Exercise task: Please give the listing again, word for word, with nothing left out.

Excerpted data:

· · · · ·

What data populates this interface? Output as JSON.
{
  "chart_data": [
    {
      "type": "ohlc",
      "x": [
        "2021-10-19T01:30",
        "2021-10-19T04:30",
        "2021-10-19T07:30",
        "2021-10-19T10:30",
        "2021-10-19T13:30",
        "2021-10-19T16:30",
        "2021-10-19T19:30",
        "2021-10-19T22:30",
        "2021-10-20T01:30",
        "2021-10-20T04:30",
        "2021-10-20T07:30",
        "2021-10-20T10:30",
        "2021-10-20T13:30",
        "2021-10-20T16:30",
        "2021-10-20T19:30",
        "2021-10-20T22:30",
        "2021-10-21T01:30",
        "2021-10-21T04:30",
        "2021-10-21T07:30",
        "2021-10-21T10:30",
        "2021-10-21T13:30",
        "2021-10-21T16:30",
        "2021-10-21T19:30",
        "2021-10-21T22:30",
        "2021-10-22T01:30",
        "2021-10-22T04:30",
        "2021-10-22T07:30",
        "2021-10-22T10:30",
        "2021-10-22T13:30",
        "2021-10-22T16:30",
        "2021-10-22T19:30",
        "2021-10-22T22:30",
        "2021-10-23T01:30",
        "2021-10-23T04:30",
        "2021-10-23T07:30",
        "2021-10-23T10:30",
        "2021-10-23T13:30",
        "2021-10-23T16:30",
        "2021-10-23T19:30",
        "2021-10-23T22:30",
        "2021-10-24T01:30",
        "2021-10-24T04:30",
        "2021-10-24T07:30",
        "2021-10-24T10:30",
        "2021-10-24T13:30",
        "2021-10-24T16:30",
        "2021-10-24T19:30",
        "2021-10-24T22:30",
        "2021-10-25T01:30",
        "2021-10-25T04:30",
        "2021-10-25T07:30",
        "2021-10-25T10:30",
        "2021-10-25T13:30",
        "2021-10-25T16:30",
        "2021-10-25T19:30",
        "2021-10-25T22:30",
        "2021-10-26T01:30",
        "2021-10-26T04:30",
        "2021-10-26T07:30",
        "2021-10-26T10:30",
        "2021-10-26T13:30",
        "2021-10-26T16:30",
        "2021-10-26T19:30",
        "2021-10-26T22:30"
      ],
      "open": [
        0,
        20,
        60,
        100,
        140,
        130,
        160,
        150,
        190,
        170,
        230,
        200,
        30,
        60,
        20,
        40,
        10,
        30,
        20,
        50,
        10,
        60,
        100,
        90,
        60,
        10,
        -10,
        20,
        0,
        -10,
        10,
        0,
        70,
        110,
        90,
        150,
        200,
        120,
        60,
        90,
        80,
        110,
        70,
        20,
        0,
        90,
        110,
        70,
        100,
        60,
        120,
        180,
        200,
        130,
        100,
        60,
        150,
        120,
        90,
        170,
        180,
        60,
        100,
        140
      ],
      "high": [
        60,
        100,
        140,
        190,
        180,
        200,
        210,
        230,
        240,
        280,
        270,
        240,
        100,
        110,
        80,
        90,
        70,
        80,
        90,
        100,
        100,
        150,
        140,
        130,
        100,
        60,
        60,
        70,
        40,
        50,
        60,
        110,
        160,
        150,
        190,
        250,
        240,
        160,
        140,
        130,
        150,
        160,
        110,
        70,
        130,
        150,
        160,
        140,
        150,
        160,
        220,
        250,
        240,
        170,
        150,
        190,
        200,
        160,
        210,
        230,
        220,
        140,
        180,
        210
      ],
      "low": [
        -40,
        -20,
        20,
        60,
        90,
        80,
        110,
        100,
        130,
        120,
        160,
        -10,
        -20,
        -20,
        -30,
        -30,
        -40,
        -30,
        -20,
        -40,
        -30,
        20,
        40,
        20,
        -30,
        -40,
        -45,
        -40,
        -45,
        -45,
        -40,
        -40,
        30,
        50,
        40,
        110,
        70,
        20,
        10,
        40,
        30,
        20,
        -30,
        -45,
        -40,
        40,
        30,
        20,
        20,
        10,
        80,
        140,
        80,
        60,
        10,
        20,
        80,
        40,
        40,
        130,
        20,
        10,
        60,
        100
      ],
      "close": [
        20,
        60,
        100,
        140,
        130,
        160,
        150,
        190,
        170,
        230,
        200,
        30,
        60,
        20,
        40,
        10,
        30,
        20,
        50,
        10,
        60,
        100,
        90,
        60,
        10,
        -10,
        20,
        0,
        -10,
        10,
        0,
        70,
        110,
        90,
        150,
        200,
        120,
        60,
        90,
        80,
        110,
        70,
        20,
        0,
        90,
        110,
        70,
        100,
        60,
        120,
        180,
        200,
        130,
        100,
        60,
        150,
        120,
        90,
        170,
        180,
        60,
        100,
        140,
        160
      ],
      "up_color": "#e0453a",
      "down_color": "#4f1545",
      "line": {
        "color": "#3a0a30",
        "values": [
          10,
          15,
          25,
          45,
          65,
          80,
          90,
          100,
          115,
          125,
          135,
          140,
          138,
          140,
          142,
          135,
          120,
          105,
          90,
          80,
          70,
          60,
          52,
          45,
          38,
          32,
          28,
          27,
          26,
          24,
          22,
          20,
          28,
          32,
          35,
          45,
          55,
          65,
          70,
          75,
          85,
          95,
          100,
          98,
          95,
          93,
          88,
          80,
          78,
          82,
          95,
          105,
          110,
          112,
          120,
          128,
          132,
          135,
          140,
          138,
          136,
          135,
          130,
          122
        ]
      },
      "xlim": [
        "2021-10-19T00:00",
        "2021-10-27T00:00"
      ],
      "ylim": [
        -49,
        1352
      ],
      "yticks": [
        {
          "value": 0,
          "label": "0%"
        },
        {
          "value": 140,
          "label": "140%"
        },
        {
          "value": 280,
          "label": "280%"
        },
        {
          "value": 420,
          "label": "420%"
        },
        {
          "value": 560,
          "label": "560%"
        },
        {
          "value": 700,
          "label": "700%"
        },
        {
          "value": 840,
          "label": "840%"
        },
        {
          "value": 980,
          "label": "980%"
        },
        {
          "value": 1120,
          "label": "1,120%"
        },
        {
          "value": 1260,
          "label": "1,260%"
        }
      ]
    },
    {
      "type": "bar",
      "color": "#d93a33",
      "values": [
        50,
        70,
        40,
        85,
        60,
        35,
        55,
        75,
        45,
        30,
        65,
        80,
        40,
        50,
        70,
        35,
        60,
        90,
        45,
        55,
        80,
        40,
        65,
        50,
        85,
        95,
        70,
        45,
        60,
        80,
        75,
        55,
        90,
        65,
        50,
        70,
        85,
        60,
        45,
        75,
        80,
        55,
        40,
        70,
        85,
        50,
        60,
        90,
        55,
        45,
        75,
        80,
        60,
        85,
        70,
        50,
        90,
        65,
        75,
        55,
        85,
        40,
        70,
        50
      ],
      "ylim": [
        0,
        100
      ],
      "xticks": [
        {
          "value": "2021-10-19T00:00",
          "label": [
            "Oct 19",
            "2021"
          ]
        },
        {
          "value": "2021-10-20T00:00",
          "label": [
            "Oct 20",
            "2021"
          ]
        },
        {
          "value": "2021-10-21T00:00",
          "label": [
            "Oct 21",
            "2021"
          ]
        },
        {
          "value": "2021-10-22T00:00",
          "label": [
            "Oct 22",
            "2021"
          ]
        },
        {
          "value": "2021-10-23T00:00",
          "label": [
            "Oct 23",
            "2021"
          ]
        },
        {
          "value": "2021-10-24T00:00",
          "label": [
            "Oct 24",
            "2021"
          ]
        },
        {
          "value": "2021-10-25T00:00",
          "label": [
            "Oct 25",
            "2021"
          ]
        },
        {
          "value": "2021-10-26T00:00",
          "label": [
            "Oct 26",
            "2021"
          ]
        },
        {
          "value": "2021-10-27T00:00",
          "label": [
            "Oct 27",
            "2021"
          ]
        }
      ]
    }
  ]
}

· · · · ·

Answer:
What data populates this interface? Output as JSON.
{
  "chart_data": [
    {
      "type": "ohlc",
      "x": [
        "2021-10-19T01:30",
        "2021-10-19T04:30",
        "2021-10-19T07:30",
        "2021-10-19T10:30",
        "2021-10-19T13:30",
        "2021-10-19T16:30",
        "2021-10-19T19:30",
        "2021-10-19T22:30",
        "2021-10-20T01:30",
        "2021-10-20T04:30",
        "2021-10-20T07:30",
        "2021-10-20T10:30",
        "2021-10-20T13:30",
        "2021-10-20T16:30",
        "2021-10-20T19:30",
        "2021-10-20T22:30",
        "2021-10-21T01:30",
        "2021-10-21T04:30",
        "2021-10-21T07:30",
        "2021-10-21T10:30",
        "2021-10-21T13:30",
        "2021-10-21T16:30",
        "2021-10-21T19:30",
        "2021-10-21T22:30",
        "2021-10-22T01:30",
        "2021-10-22T04:30",
        "2021-10-22T07:30",
        "2021-10-22T10:30",
        "2021-10-22T13:30",
        "2021-10-22T16:30",
        "2021-10-22T19:30",
        "2021-10-22T22:30",
        "2021-10-23T01:30",
        "2021-10-23T04:30",
        "2021-10-23T07:30",
        "2021-10-23T10:30",
        "2021-10-23T13:30",
        "2021-10-23T16:30",
        "2021-10-23T19:30",
        "2021-10-23T22:30",
        "2021-10-24T01:30",
        "2021-10-24T04:30",
        "2021-10-24T07:30",
        "2021-10-24T10:30",
        "2021-10-24T13:30",
        "2021-10-24T16:30",
        "2021-10-24T19:30",
        "2021-10-24T22:30",
        "2021-10-25T01:30",
        "2021-10-25T04:30",
        "2021-10-25T07:30",
        "2021-10-25T10:30",
        "2021-10-25T13:30",
        "2021-10-25T16:30",
        "2021-10-25T19:30",
        "2021-10-25T22:30",
        "2021-10-26T01:30",
        "2021-10-26T04:30",
        "2021-10-26T07:30",
        "2021-10-26T10:30",
        "2021-10-26T13:30",
        "2021-10-26T16:30",
        "2021-10-26T19:30",
        "2021-10-26T22:30"
      ],
      "open": [
        0,
        20,
        60,
        100,
        140,
        130,
        160,
        150,
        190,
        170,
        230,
        200,
        30,
        60,
        20,
        40,
        10,
        30,
        20,
        50,
        10,
        60,
        100,
        90,
        60,
        10,
        -10,
        20,
        0,
        -10,
        10,
        0,
        70,
        110,
        90,
        150,
        200,
        120,
        60,
        90,
        80,
        110,
        70,
        20,
        0,
        90,
        110,
        70,
        100,
        60,
        120,
        180,
        200,
        130,
        100,
        60,
        150,
        120,
        90,
        170,
        180,
        60,
        100,
        140
      ],
      "high": [
        60,
        100,
        140,
        190,
        180,
        200,
        210,
        230,
        240,
        280,
        270,
        240,
        100,
        110,
        80,
        90,
        70,
        80,
        90,
        100,
        100,
        150,
        140,
        130,
        100,
        60,
        60,
        70,
        40,
        50,
        60,
        110,
        160,
        150,
        190,
        250,
        240,
        160,
        140,
        130,
        150,
        160,
        110,
        70,
        130,
        150,
        160,
        140,
        150,
        160,
        220,
        250,
        240,
        170,
        150,
        190,
        200,
        160,
        210,
        230,
        220,
        140,
        180,
        210
      ],
      "low": [
        -40,
        -20,
        20,
        60,
        90,
        80,
        110,
        100,
        130,
        120,
        160,
        -10,
        -20,
        -20,
        -30,
        -30,
        -40,
        -30,
        -20,
        -40,
        -30,
        20,
        40,
        20,
        -30,
        -40,
        -45,
        -40,
        -45,
        -45,
        -40,
        -40,
        30,
        50,
        40,
        110,
        70,
        20,
        10,
        40,
        30,
        20,
        -30,
        -45,
        -40,
        40,
        30,
        20,
        20,
        10,
        80,
        140,
        80,
        60,
        10,
        20,
        80,
        40,
        40,
        130,
        20,
        10,
        60,
        100
      ],
      "close": [
        20,
        60,
        100,
        140,
        130,
        160,
        150,
        190,
        170,
        230,
        200,
        30,
        60,
        20,
        40,
        10,
        30,
        20,
        50,
        10,
        60,
        100,
        90,
        60,
        10,
        -10,
        20,
        0,
        -10,
        10,
        0,
        70,
        110,
        90,
        150,
        200,
        120,
        60,
        90,
        80,
        110,
        70,
        20,
        0,
        90,
        110,
        70,
        100,
        60,
        120,
        180,
        200,
        130,
        100,
        60,
        150,
        120,
        90,
        170,
        180,
        60,
        100,
        140,
        160
      ],
      "up_color": "#e0453a",
      "down_color": "#4f1545",
      "line": {
        "color": "#3a0a30",
        "values": [
          10,
          15,
          25,
          45,
          65,
          80,
          90,
          100,
          115,
          125,
          135,
          140,
          138,
          140,
          142,
          135,
          120,
          105,
          90,
          80,
          70,
          60,
          52,
          45,
          38,
          32,
          28,
          27,
          26,
          24,
          22,
          20,
          28,
          32,
          35,
          45,
          55,
          65,
          70,
          75,
          85,
          95,
          100,
          98,
          95,
          93,
          88,
          80,
          78,
          82,
          95,
          105,
          110,
          112,
          120,
          128,
          132,
          135,
          140,
          138,
          136,
          135,
          130,
          122
        ]
      },
      "xlim": [
        "2021-10-19T00:00",
        "2021-10-27T00:00"
      ],
      "ylim": [
        -49,
        1352
      ],
      "yticks": [
        {
          "value": 0,
          "label": "0%"
        },
        {
          "value": 140,
          "label": "140%"
        },
        {
          "value": 280,
          "label": "280%"
        },
        {
          "value": 420,
          "label": "420%"
        },
        {
          "value": 560,
          "label": "560%"
        },
        {
          "value": 700,
          "label": "700%"
        },
        {
          "value": 840,
          "label": "840%"
        },
        {
          "value": 980,
          "label": "980%"
        },
        {
          "value": 1120,
          "label": "1,120%"
        },
        {
          "value": 1260,
          "label": "1,260%"
        }
      ]
    },
    {
      "type": "bar",
      "color": "#d93a33",
      "values": [
        50,
        70,
        40,
        85,
        60,
        35,
        55,
        75,
        45,
        30,
        65,
        80,
        40,
        50,
        70,
        35,
        60,
        90,
        45,
        55,
        80,
        40,
        65,
        50,
        85,
        95,
        70,
        45,
        60,
        80,
        75,
        55,
        90,
        65,
        50,
        70,
        85,
        60,
        45,
        75,
        80,
        55,
        40,
        70,
        85,
        50,
        60,
        90,
        55,
        45,
        75,
        80,
        60,
        85,
        70,
        50,
        90,
        65,
        75,
        55,
        85,
        40,
        70,
        50
      ],
      "ylim": [
        0,
        100
      ],
      "xticks": [
        {
          "value": "2021-10-19T00:00",
          "label": [
            "Oct 19",
            "2021"
          ]
        },
        {
          "value": "2021-10-20T00:00",
          "label": [
            "Oct 20",
            "2021"
          ]
        },
        {
          "value": "2021-10-21T00:00",
          "label": [
            "Oct 21",
            "2021"
          ]
        },
        {
          "value": "2021-10-22T00:00",
          "label": [
            "Oct 22",
            "2021"
          ]
        },
        {
          "value": "2021-10-23T00:00",
          "label": [
            "Oct 23",
            "2021"
          ]
        },
        {
          "value": "2021-10-24T00:00",
          "label": [
            "Oct 24",
            "2021"
          ]
        },
        {
          "value": "2021-10-25T00:00",
          "label": [
            "Oct 25",
            "2021"
          ]
        },
        {
          "value": "2021-10-26T00:00",
          "label": [
            "Oct 26",
            "2021"
          ]
        },
        {
          "value": "2021-10-27T00:00",
          "label": [
            "Oct 27",
            "2021"
          ]
        }
      ]
    }
  ]
}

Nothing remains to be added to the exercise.